**Dataset entries**
###

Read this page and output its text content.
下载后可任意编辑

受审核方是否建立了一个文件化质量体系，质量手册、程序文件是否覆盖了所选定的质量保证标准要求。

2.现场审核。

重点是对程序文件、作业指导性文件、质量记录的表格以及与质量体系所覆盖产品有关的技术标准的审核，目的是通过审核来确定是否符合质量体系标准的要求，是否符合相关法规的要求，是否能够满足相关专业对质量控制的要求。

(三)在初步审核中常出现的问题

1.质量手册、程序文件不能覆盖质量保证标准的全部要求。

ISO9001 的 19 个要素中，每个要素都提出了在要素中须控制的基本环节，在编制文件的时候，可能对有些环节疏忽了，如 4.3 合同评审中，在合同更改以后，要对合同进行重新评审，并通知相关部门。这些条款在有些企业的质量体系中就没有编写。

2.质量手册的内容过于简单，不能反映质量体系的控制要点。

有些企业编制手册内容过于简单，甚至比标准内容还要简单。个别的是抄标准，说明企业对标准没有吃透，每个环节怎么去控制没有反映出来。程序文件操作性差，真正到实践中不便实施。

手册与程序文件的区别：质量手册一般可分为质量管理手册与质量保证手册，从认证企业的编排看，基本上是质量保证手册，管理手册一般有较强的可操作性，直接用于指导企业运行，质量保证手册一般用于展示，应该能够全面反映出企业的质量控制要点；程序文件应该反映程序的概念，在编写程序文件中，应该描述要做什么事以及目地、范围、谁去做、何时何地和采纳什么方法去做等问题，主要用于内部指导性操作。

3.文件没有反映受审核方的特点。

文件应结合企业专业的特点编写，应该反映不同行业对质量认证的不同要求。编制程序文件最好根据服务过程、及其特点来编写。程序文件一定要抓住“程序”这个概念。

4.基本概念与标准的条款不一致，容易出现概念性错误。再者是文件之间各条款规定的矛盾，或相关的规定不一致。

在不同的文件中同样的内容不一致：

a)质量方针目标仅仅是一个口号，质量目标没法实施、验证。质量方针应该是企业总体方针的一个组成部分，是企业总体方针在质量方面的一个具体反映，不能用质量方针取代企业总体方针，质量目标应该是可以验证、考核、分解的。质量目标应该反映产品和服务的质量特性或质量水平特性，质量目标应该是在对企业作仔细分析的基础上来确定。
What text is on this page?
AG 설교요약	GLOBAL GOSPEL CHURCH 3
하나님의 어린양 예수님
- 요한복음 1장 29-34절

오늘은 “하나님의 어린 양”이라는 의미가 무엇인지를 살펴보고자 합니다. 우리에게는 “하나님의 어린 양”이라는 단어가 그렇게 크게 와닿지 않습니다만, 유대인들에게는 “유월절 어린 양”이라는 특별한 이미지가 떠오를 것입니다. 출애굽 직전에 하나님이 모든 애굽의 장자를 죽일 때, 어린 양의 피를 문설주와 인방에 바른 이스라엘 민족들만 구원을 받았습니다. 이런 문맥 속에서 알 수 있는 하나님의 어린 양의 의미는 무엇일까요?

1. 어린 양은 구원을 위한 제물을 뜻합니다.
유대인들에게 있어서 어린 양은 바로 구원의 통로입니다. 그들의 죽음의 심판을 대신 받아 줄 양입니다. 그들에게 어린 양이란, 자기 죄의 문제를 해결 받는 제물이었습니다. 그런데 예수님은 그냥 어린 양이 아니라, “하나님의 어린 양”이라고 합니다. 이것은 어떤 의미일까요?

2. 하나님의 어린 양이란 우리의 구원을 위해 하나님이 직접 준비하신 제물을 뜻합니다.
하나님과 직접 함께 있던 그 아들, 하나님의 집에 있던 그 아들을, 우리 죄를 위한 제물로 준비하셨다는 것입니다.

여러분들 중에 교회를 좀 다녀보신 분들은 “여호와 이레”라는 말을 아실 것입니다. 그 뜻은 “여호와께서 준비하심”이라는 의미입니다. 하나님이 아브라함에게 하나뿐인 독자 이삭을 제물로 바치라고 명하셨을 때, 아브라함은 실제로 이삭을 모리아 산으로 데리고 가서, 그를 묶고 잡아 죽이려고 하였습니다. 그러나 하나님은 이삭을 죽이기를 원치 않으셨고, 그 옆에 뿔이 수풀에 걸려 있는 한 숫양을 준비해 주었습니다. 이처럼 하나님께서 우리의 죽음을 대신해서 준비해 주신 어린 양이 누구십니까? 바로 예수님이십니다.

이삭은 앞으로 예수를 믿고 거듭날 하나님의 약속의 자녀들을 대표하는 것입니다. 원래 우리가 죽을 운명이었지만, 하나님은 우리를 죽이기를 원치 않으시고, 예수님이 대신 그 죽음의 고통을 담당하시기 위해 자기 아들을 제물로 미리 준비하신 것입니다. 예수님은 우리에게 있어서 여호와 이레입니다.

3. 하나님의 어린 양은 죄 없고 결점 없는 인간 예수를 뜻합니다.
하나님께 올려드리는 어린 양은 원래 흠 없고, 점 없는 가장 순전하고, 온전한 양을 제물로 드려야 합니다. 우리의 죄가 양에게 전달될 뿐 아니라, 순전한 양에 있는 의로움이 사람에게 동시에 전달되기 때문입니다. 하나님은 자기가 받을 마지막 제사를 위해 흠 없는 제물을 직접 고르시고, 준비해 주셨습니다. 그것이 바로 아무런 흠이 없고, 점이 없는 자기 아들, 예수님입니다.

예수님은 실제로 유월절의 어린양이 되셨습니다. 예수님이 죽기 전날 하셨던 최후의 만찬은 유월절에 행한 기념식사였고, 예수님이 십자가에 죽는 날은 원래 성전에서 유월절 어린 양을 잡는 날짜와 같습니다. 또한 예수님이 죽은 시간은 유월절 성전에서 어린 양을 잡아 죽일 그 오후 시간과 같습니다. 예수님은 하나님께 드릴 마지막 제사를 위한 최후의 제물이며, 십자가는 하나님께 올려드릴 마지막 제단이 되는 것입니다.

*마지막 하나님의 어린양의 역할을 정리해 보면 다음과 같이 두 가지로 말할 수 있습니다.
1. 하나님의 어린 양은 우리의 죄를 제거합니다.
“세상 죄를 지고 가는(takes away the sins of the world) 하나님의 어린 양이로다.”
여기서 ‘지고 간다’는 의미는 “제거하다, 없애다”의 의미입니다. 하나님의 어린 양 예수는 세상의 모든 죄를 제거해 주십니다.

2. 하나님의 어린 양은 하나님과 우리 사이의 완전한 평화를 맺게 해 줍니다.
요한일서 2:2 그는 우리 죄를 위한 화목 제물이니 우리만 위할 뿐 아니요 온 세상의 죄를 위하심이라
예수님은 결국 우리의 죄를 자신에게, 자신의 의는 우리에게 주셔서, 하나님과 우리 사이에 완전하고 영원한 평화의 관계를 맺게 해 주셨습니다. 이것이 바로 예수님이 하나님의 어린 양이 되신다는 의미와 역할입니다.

###

Copy each line of the entries that includes the word "죽이기를".

여러분들 중에 교회를 좀 다녀보신 분들은 “여호와 이레”라는 말을 아실 것입니다. 그 뜻은 “여호와께서 준비하심”이라는 의미입니다. 하나님이 아브라함에게 하나뿐인 독자 이삭을 제물로 바치라고 명하셨을 때, 아브라함은 실제로 이삭을 모리아 산으로 데리고 가서, 그를 묶고 잡아 죽이려고 하였습니다. 그러나 하나님은 이삭을 죽이기를 원치 않으셨고, 그 옆에 뿔이 수풀에 걸려 있는 한 숫양을 준비해 주었습니다. 이처럼 하나님께서 우리의 죽음을 대신해서 준비해 주신 어린 양이 누구십니까? 바로 예수님이십니다.
이삭은 앞으로 예수를 믿고 거듭날 하나님의 약속의 자녀들을 대표하는 것입니다. 원래 우리가 죽을 운명이었지만, 하나님은 우리를 죽이기를 원치 않으시고, 예수님이 대신 그 죽음의 고통을 담당하시기 위해 자기 아들을 제물로 미리 준비하신 것입니다. 예수님은 우리에게 있어서 여호와 이레입니다.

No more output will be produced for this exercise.